[Work to complete] Filter the lines below, copying only those with the string "AKUSTİK".

(Collected data entries)
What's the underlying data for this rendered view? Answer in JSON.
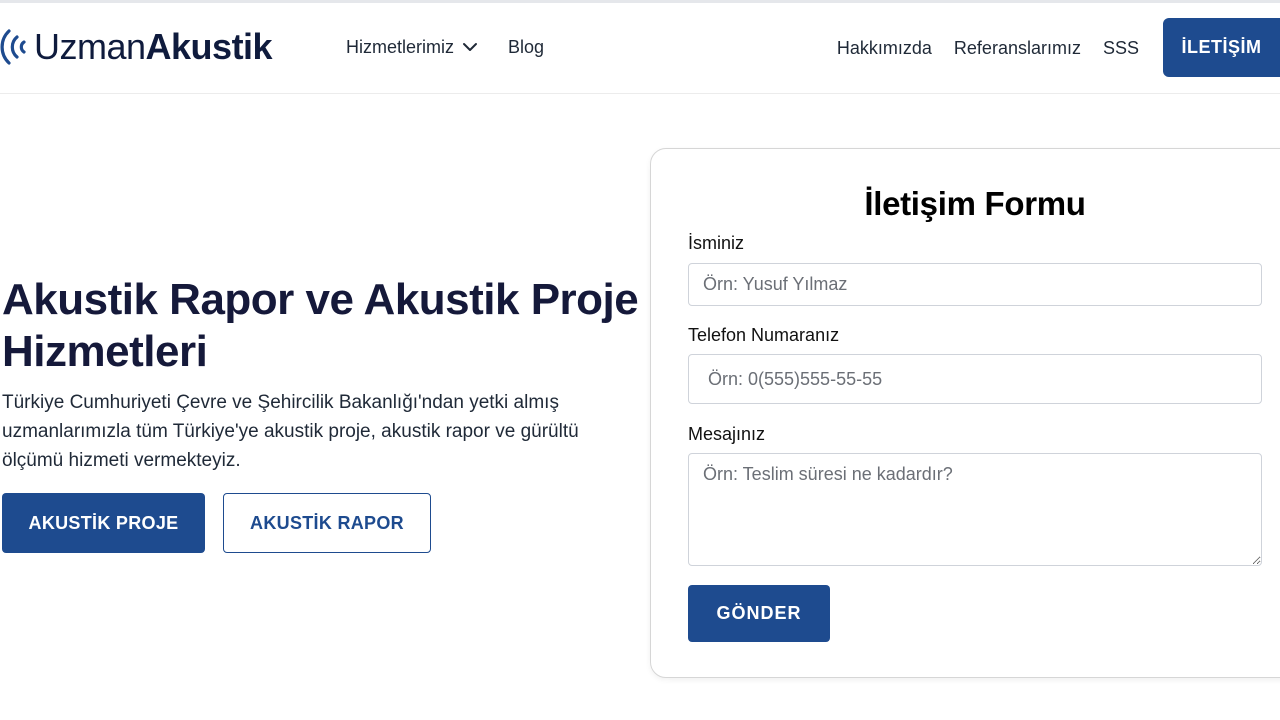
{
  "brand": {
    "logo_light": "Uzman",
    "logo_bold": "Akustik",
    "accent_color": "#1e4b8f",
    "logo_icon": "sound-waves-icon"
  },
  "nav": {
    "left": [
      {
        "label": "Hizmetlerimiz",
        "icon": "chevron-down-icon"
      },
      {
        "label": "Blog"
      }
    ],
    "right": [
      {
        "label": "Hakkımızda"
      },
      {
        "label": "Referanslarımız"
      },
      {
        "label": "SSS"
      }
    ],
    "cta_label": "İLETİŞİM"
  },
  "hero": {
    "title": "Akustik Rapor ve Akustik Proje Hizmetleri",
    "description": "Türkiye Cumhuriyeti Çevre ve Şehircilik Bakanlığı'ndan yetki almış uzmanlarımızla tüm Türkiye'ye akustik proje, akustik rapor ve gürültü ölçümü hizmeti vermekteyiz.",
    "primary_button": "AKUSTİK PROJE",
    "secondary_button": "AKUSTİK RAPOR"
  },
  "contact_form": {
    "title": "İletişim Formu",
    "name_label": "İsminiz",
    "name_placeholder": "Örn: Yusuf Yılmaz",
    "phone_label": "Telefon Numaranız",
    "phone_placeholder": "Örn: 0(555)555-55-55",
    "message_label": "Mesajınız",
    "message_placeholder": "Örn: Teslim süresi ne kadardır?",
    "submit_label": "GÖNDER"
  }
}
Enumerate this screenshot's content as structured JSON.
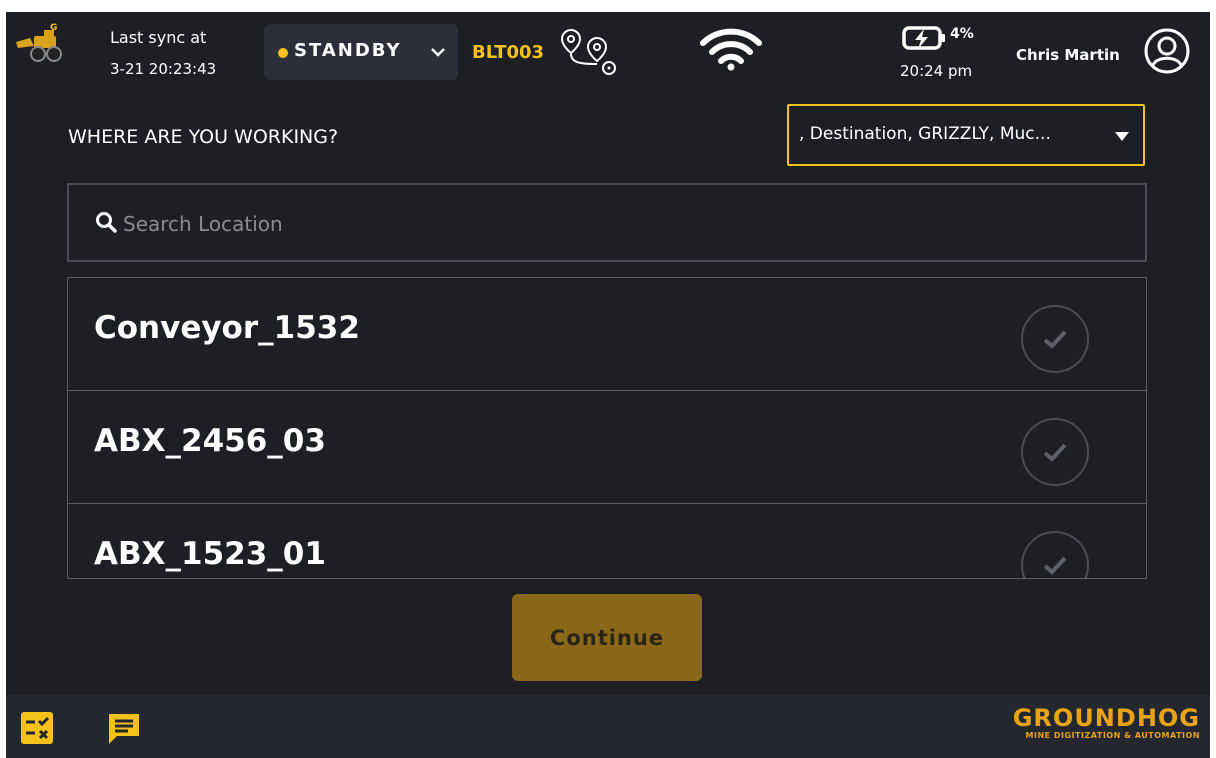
{
  "header": {
    "sync_label": "Last sync at",
    "sync_time": "3-21 20:23:43",
    "status": "STANDBY",
    "machine_id": "BLT003",
    "battery_percent": "4%",
    "clock": "20:24 pm",
    "user_name": "Chris Martin"
  },
  "main": {
    "question": "WHERE ARE YOU WORKING?",
    "filter_value": ", Destination, GRIZZLY, Muc...",
    "search_placeholder": "Search Location",
    "locations": [
      {
        "label": "Conveyor_1532"
      },
      {
        "label": "ABX_2456_03"
      },
      {
        "label": "ABX_1523_01"
      }
    ],
    "continue_label": "Continue"
  },
  "footer": {
    "brand_name": "GROUNDHOG",
    "brand_tagline": "MINE DIGITIZATION & AUTOMATION"
  },
  "colors": {
    "background": "#1e1f24",
    "accent": "#f5c21b",
    "button": "#8a6719",
    "brand": "#e8a317"
  }
}
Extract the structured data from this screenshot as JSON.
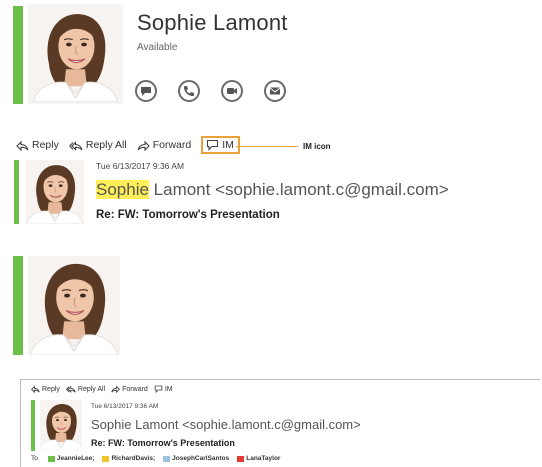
{
  "contact_card": {
    "name": "Sophie Lamont",
    "status": "Available",
    "presence_color": "#6cc04a",
    "actions": [
      {
        "name": "im-icon"
      },
      {
        "name": "phone-icon"
      },
      {
        "name": "video-icon"
      },
      {
        "name": "mail-icon"
      }
    ]
  },
  "toolbar": {
    "reply_label": "Reply",
    "reply_all_label": "Reply All",
    "forward_label": "Forward",
    "im_label": "IM",
    "highlight_color": "#e9a23b"
  },
  "callout": {
    "text": "IM icon"
  },
  "message": {
    "date": "Tue 6/13/2017 9:36 AM",
    "sender_first": "Sophie",
    "sender_rest": " Lamont <sophie.lamont.c@gmail.com>",
    "sender_full": "Sophie Lamont <sophie.lamont.c@gmail.com>",
    "subject": "Re: FW: Tomorrow's Presentation",
    "highlight_color": "#ffee58"
  },
  "recipients": {
    "to_label": "To",
    "list": [
      {
        "name": "JeannieLee;",
        "color": "#6cc04a"
      },
      {
        "name": "RichardDavis;",
        "color": "#f2c42c"
      },
      {
        "name": "JosephCarlSantos",
        "color": "#9fc3dc"
      },
      {
        "name": "LanaTaylor",
        "color": "#e53935"
      }
    ]
  }
}
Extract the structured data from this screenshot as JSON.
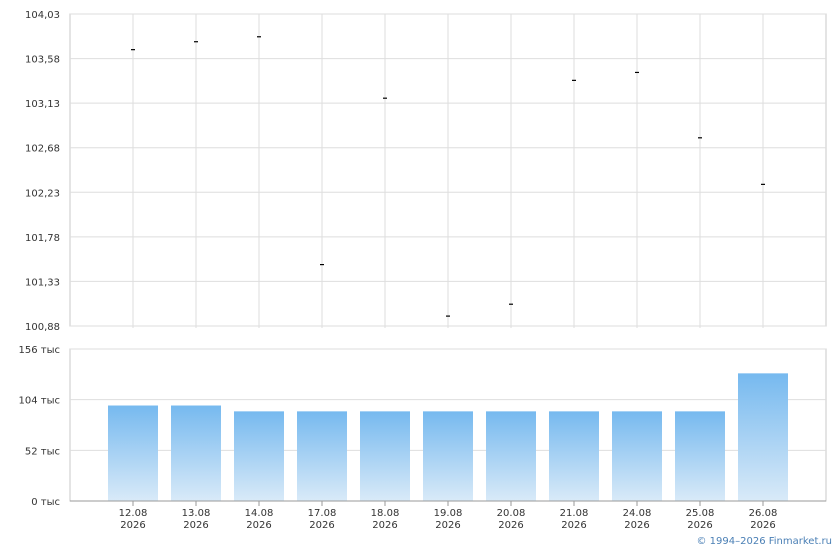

[Output]
    "primary_button": "AKUSTİK PROJE",
    "secondary_button": "AKUSTİK RAPOR"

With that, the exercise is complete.